Record list -
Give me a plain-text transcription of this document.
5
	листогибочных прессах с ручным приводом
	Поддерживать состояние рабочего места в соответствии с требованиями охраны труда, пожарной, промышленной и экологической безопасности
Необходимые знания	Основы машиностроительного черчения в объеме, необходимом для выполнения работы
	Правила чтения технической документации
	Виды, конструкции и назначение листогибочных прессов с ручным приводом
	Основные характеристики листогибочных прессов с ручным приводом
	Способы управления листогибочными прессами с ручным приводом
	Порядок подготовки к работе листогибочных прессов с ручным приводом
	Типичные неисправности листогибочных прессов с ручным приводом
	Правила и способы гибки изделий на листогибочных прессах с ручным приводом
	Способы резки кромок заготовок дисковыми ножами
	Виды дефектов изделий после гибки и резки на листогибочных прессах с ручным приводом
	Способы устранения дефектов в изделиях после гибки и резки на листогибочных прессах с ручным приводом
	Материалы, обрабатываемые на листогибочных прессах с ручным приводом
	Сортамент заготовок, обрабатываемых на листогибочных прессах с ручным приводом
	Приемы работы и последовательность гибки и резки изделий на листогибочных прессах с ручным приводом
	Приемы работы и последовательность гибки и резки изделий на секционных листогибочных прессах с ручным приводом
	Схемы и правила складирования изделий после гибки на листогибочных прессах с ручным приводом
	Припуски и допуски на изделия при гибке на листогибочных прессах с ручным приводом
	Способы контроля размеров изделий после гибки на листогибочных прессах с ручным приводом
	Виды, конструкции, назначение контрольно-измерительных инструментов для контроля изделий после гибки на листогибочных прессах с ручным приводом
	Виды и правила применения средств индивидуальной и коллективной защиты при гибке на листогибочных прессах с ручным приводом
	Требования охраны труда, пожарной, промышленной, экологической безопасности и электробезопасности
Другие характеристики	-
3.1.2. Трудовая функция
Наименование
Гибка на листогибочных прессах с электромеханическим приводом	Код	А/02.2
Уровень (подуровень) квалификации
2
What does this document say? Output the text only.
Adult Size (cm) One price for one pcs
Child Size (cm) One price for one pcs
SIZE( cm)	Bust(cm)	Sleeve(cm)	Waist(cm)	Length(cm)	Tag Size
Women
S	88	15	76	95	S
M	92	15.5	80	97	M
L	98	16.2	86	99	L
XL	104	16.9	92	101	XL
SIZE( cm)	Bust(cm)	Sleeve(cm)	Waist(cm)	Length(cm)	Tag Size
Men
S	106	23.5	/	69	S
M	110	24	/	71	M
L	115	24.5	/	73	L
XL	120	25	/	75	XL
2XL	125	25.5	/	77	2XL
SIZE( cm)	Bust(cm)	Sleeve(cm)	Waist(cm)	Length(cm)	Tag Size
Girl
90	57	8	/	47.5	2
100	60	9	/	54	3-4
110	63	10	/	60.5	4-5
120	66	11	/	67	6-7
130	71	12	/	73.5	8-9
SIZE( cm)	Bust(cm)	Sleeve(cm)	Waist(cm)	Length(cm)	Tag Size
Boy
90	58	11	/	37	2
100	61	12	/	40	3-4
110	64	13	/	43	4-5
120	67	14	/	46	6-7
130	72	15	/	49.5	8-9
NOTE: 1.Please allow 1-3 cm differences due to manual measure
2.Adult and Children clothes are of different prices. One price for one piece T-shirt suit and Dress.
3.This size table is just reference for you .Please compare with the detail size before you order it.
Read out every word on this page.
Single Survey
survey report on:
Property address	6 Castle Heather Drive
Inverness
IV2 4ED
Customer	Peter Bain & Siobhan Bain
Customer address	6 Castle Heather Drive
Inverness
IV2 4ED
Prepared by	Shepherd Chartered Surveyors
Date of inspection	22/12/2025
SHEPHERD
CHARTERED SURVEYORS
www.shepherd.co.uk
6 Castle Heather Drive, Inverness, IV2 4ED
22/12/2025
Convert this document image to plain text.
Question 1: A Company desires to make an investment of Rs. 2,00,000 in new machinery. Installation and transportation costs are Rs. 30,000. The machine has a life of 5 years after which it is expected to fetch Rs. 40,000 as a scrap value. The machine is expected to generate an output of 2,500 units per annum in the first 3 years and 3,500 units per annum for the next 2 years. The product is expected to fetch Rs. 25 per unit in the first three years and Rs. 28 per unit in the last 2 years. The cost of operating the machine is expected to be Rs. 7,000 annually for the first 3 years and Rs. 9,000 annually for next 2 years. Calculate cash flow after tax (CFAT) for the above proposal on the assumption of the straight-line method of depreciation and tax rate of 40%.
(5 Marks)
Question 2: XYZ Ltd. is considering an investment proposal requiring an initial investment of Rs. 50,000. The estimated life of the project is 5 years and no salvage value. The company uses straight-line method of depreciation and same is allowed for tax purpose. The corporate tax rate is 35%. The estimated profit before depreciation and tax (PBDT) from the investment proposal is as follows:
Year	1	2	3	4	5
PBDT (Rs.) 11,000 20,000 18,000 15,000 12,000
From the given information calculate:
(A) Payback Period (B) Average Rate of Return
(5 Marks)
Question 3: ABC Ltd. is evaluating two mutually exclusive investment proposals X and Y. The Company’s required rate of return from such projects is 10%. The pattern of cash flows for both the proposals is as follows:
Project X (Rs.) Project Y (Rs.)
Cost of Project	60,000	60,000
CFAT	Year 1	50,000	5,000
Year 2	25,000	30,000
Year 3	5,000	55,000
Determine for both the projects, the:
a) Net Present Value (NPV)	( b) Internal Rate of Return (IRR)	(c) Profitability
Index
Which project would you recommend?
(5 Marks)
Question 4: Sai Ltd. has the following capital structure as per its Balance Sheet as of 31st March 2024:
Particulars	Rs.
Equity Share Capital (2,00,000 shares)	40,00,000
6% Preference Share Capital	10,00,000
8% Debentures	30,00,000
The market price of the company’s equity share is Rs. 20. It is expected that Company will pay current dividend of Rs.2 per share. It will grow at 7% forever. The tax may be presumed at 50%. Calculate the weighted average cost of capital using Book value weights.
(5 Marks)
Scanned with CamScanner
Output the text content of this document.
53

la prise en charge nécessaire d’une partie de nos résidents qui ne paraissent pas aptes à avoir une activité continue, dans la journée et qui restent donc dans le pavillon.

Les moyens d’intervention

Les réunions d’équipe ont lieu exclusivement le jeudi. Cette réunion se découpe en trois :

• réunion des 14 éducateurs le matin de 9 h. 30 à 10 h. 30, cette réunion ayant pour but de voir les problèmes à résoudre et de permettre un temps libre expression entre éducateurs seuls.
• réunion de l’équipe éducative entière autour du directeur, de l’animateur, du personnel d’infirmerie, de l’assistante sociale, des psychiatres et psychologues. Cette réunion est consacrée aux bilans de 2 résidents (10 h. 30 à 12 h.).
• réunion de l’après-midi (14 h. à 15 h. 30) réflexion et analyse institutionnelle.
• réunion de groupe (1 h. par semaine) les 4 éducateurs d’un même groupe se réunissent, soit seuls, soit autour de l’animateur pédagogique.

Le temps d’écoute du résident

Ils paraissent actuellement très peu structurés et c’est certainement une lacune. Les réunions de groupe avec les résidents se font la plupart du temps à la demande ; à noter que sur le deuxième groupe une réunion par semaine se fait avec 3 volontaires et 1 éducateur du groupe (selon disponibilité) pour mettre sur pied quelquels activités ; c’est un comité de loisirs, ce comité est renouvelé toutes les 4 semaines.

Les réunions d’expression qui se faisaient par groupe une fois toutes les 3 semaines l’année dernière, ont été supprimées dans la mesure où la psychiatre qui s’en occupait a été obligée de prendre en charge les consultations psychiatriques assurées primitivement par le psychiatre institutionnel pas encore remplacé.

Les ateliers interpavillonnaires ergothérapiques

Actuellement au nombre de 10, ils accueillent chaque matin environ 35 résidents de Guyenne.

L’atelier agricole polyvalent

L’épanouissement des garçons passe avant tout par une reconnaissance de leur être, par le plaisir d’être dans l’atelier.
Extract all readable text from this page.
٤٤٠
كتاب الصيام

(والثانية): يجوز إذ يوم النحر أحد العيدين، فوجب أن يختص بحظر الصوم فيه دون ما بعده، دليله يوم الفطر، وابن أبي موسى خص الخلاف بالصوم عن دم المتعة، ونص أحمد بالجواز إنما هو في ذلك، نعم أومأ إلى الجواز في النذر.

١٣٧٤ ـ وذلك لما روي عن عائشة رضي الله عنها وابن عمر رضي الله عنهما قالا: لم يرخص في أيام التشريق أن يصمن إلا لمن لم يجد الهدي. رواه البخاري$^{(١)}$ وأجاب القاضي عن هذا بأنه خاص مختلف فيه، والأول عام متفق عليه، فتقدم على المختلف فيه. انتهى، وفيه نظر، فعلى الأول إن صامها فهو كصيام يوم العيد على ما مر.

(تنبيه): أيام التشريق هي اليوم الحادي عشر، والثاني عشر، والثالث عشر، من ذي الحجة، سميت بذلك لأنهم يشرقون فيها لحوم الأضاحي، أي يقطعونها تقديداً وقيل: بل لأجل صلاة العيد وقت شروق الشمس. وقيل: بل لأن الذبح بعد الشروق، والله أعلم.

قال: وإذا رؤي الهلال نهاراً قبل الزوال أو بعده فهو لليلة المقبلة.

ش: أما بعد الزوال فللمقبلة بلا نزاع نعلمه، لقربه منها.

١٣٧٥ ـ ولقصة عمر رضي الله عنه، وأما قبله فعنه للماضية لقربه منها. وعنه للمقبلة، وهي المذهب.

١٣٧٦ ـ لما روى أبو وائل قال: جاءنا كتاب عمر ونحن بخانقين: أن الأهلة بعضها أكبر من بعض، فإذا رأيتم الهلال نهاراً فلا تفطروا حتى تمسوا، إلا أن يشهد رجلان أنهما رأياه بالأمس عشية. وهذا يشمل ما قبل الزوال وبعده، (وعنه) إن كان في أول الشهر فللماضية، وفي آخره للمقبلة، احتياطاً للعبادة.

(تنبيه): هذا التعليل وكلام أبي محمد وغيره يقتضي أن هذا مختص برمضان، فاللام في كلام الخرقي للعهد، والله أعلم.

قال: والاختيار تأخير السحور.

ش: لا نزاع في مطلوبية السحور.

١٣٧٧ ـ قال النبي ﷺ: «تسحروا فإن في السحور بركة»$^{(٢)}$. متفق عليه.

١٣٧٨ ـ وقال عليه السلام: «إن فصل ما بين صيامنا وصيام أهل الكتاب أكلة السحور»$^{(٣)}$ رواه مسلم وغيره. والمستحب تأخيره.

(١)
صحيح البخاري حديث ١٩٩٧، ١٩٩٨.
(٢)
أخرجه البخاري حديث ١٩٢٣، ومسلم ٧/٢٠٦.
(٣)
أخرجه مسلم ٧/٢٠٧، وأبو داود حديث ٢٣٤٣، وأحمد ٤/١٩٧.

What this task involves -
Whenever "page" turns up in a line, pick that line out.

Task output -
Read out every word on this page.
Extract all readable text from this page.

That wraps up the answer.